▶ **THE PROBLEM**
Read through the data and count the lines that contain the string "Budget"; give only the result.
# start of DATASET
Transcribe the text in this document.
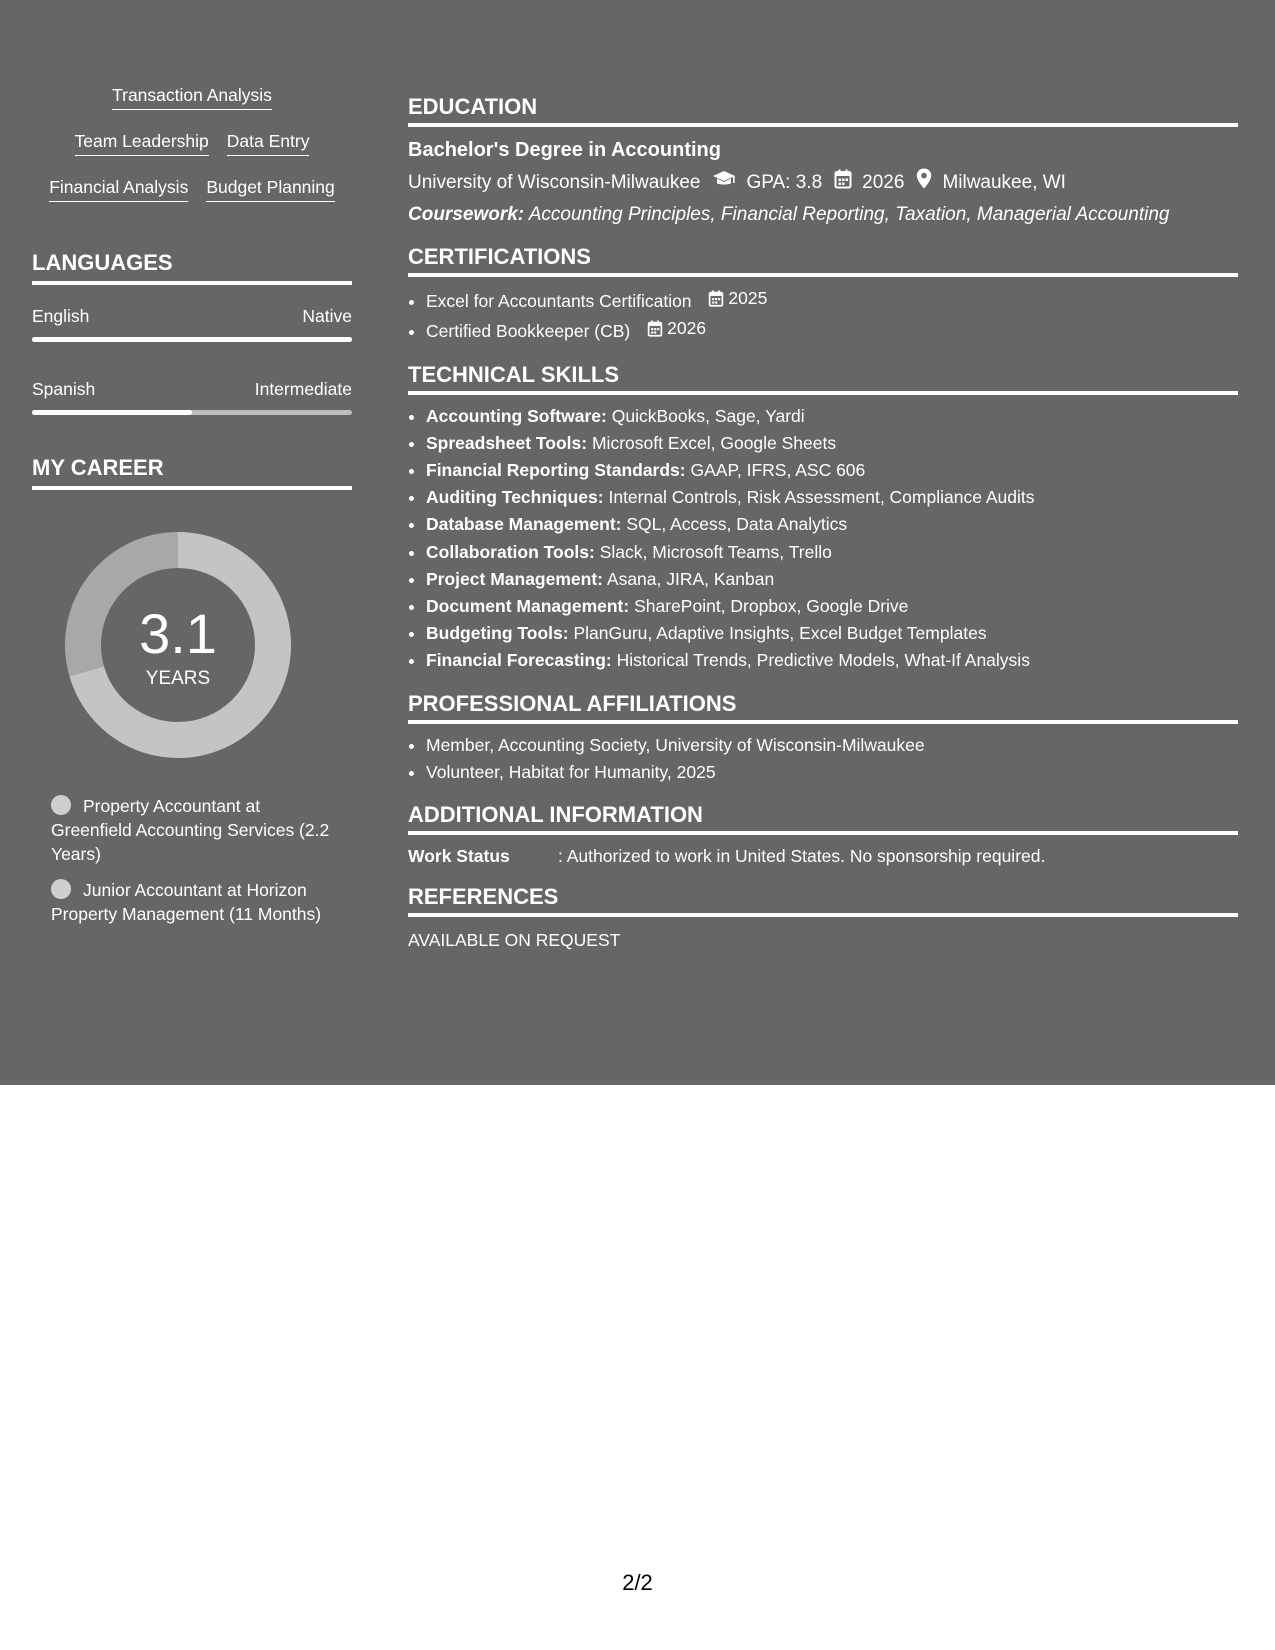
Transaction Analysis
Team Leadership Data Entry
Financial Analysis Budget Planning
LANGUAGES
English	Native
Spanish	Intermediate
MY CAREER
3.1
YEARS
Property Accountant at Greenfield Accounting Services (2.2 Years)
Junior Accountant at Horizon Property Management (11 Months)
EDUCATION
Bachelor's Degree in Accounting
University of Wisconsin-Milwaukee GPA: 3.8 2026 Milwaukee, WI
Coursework: Accounting Principles, Financial Reporting, Taxation, Managerial Accounting
CERTIFICATIONS
• Excel for Accountants Certification 2025
• Certified Bookkeeper (CB) 2026
TECHNICAL SKILLS
• Accounting Software: QuickBooks, Sage, Yardi
• Spreadsheet Tools: Microsoft Excel, Google Sheets
• Financial Reporting Standards: GAAP, IFRS, ASC 606
• Auditing Techniques: Internal Controls, Risk Assessment, Compliance Audits
• Database Management: SQL, Access, Data Analytics
• Collaboration Tools: Slack, Microsoft Teams, Trello
• Project Management: Asana, JIRA, Kanban
• Document Management: SharePoint, Dropbox, Google Drive
• Budgeting Tools: PlanGuru, Adaptive Insights, Excel Budget Templates
• Financial Forecasting: Historical Trends, Predictive Models, What-If Analysis
PROFESSIONAL AFFILIATIONS
• Member, Accounting Society, University of Wisconsin-Milwaukee
• Volunteer, Habitat for Humanity, 2025
ADDITIONAL INFORMATION
Work Status	: Authorized to work in United States. No sponsorship required.
REFERENCES
AVAILABLE ON REQUEST
2/2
# end of DATASET
▶ **ANSWER FOR THIS EXERCISE**
2